提示文:
┌──

当然、新薬であれば、治験など実際の人でその効果を試すことがありますが、そのような場合でも、一定の条件の下で治験は行われ、あらゆる人種・生活様式の人で試験が行われるわけではありません。
そのため、このような一定の条件下で行われた試験の結果が、現実社会の全ての場面で適用されるという保証がないのです。
例えば、上記で挙げている例でいえば、
風邪の予防薬について、風邪のウィルスと予防薬を試験管内で混ぜれば効き目が認められるとしても、実社会では、それぞれの人の遺伝子のタイプ、年齢や性別、環境や食べ物等の影響により、予防薬を飲んだ人の体内でその効き目が十分に働かず、試験管内と同じ結果にならないことが当然起こり得ます。
また、
食品についても、その食品単独の安全性は試験で確認していても、私たちがその食品を他の食品と一緒に食べた際の危険性は判断されてはいません。
例えば、単独で食べれば安全な食品でも、アルコールと一緒に摂取すると健康を害する可能性は否定できません。
このような状況が実際に生じるのが現実社会であり、私たちが一般的に思っているほど、科学的なものが絶対的に正しいという訳ではありません。
このような指摘は、冷静に考えれば当然といえ、私たちも十分理解しているはずです。
ただし、私たちの目の前に、理解出来ないような未知の病気や危険が生じた際は、私たちは科学に対して絶対的な正しさを求めてしまう傾向があるように思えます。
科学者や医者や専門家が述べた見解を盲目的に信じ、例外を一切認めない。そんな雰囲気に社会が一斉に流れてしまう危険性が、私たちにはあるように感じます。
4.非科学は絶対に正しくないのか?
上述の通り、「科学が絶対的に正しい」という訳ではないことが分かりますが、では一方で、「非科学的なものは絶対に正しくない」とは言えるのでしょうか。
この点については、まず以下の事例を考えて頂きたいと思います。
今皆さんが見ているインターネットには広告が至るところに表示されますが、その中に以下の様な広告があったら、皆さんはどう思うでしょうか。
・一粒飲むだけで、癌やエイズを治療する薬が完成しました。
・耳に付けるだけで、他人の考えていることが分かるイヤホンが完成しました。
・空を飛ぶクルマがついに完成しました。
多くの人が、「そんなことあるわけない」「そんなことは科学的にあり得ない」と思うかもしれません。
私たちは、一般的に、現状の科学では認識できないこと・あり得ないと思われることを、「非科学的」と排除する傾向があります。
では、本当に現時点では認識できないこと、あり得ないと思われることは「非科学的」なものなのでしょうか。
5.昔は信じられないと思われたことが、やがて科学として信じられるようになった
今からおよそ100年前、ライト兄弟が空を飛びました。
飛行距離は260メートル、飛行時間は59秒と短いものでしたが、確かに人類は飛行機で空を飛んだのです。
それから、100年後の現在、毎日多くの飛行機が空を飛んでおり、飛行機が空を飛ぶことは当たり前と思われています。
誰も、「飛行機が空を飛ぶなんてあり得ない。そんなことは信じられない」とは言わないかと思います。

└──

提供データ:
┌──

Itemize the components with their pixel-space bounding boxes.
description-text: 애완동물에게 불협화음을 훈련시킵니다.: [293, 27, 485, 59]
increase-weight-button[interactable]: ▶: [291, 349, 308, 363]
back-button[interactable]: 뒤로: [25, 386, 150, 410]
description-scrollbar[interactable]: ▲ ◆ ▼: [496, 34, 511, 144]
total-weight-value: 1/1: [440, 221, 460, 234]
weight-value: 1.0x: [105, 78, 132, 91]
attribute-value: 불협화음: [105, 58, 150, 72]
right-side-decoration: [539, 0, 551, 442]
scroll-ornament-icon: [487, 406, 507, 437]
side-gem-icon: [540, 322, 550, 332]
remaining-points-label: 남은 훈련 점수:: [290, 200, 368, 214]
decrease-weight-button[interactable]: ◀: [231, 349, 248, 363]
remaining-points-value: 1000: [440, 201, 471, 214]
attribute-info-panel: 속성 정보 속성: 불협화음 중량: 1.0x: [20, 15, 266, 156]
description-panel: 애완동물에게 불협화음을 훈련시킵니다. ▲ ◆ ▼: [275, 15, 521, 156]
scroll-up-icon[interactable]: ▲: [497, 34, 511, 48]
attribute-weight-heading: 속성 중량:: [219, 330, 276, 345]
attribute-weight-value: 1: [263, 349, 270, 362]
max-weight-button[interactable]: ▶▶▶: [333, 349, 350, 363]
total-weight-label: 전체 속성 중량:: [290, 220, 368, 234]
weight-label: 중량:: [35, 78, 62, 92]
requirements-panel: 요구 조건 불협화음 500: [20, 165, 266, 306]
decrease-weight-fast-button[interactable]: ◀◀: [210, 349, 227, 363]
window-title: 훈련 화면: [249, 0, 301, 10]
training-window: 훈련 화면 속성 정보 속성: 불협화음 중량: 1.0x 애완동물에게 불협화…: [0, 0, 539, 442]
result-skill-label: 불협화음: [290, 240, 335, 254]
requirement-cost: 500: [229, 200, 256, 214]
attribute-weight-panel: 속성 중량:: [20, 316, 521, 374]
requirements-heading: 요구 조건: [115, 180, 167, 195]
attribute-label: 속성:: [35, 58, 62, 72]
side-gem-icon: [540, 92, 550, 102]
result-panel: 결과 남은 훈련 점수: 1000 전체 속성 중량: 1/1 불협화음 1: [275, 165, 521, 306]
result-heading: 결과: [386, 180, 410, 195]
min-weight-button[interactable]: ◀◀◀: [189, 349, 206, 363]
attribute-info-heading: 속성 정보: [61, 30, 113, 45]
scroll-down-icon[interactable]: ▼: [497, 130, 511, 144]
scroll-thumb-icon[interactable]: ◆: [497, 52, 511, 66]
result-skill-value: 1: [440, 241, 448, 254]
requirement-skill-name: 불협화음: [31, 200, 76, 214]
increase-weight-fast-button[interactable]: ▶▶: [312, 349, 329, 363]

└──

課題の目的: 提示文の「今皆さんが見ているインターネ」から「学的」なものなのでしょうか。」までを、一字一句違えずに書き写してください。 提示文の内容のみに基づいて取り組んでください。

本課題の解答:
今皆さんが見ているインターネットには広告が至るところに表示されますが、その中に以下の様な広告があったら、皆さんはどう思うでしょうか。
・一粒飲むだけで、癌やエイズを治療する薬が完成しました。
・耳に付けるだけで、他人の考えていることが分かるイヤホンが完成しました。
・空を飛ぶクルマがついに完成しました。
多くの人が、「そんなことあるわけない」「そんなことは科学的にあり得ない」と思うかもしれません。
私たちは、一般的に、現状の科学では認識できないこと・あり得ないと思われることを、「非科学的」と排除する傾向があります。
では、本当に現時点では認識できないこと、あり得ないと思われることは「非科学的」なものなのでしょうか。